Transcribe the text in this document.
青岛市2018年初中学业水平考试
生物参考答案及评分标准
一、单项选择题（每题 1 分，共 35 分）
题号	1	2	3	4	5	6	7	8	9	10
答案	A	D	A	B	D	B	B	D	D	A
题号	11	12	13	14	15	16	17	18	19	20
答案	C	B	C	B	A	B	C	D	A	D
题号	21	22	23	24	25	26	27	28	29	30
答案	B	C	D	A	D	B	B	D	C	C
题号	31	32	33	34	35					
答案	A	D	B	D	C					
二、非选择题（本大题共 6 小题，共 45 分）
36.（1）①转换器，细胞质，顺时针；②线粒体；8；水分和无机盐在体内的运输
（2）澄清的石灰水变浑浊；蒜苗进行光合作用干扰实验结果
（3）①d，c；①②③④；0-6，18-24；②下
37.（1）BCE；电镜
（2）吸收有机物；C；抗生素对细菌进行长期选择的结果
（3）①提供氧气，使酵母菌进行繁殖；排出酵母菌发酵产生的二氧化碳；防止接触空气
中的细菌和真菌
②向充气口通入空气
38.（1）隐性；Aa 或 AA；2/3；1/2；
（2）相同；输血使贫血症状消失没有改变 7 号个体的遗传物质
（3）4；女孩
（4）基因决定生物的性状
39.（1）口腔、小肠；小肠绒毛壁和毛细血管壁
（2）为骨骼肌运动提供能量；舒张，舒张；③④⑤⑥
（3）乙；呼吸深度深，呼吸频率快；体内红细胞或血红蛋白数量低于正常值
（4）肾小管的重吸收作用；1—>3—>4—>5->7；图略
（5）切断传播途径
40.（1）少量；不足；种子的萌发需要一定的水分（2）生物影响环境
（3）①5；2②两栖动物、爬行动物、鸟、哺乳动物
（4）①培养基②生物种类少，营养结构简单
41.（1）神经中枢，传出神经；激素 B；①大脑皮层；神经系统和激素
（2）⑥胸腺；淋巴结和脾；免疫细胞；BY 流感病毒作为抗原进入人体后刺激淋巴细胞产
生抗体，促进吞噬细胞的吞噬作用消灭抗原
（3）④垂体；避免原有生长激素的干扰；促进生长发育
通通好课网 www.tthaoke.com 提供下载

#### TASK INSTRUCTIONS:
Write every record out again, unaltered.

#### REPLY TO THE EXERCISE:
Transcribe the text in this document.
青岛市2018年初中学业水平考试
生物参考答案及评分标准
一、单项选择题（每题 1 分，共 35 分）
题号	1	2	3	4	5	6	7	8	9	10
答案	A	D	A	B	D	B	B	D	D	A
题号	11	12	13	14	15	16	17	18	19	20
答案	C	B	C	B	A	B	C	D	A	D
题号	21	22	23	24	25	26	27	28	29	30
答案	B	C	D	A	D	B	B	D	C	C
题号	31	32	33	34	35					
答案	A	D	B	D	C					
二、非选择题（本大题共 6 小题，共 45 分）
36.（1）①转换器，细胞质，顺时针；②线粒体；8；水分和无机盐在体内的运输
（2）澄清的石灰水变浑浊；蒜苗进行光合作用干扰实验结果
（3）①d，c；①②③④；0-6，18-24；②下
37.（1）BCE；电镜
（2）吸收有机物；C；抗生素对细菌进行长期选择的结果
（3）①提供氧气，使酵母菌进行繁殖；排出酵母菌发酵产生的二氧化碳；防止接触空气
中的细菌和真菌
②向充气口通入空气
38.（1）隐性；Aa 或 AA；2/3；1/2；
（2）相同；输血使贫血症状消失没有改变 7 号个体的遗传物质
（3）4；女孩
（4）基因决定生物的性状
39.（1）口腔、小肠；小肠绒毛壁和毛细血管壁
（2）为骨骼肌运动提供能量；舒张，舒张；③④⑤⑥
（3）乙；呼吸深度深，呼吸频率快；体内红细胞或血红蛋白数量低于正常值
（4）肾小管的重吸收作用；1—>3—>4—>5->7；图略
（5）切断传播途径
40.（1）少量；不足；种子的萌发需要一定的水分（2）生物影响环境
（3）①5；2②两栖动物、爬行动物、鸟、哺乳动物
（4）①培养基②生物种类少，营养结构简单
41.（1）神经中枢，传出神经；激素 B；①大脑皮层；神经系统和激素
（2）⑥胸腺；淋巴结和脾；免疫细胞；BY 流感病毒作为抗原进入人体后刺激淋巴细胞产
生抗体，促进吞噬细胞的吞噬作用消灭抗原
（3）④垂体；避免原有生长激素的干扰；促进生长发育
通通好课网 www.tthaoke.com 提供下载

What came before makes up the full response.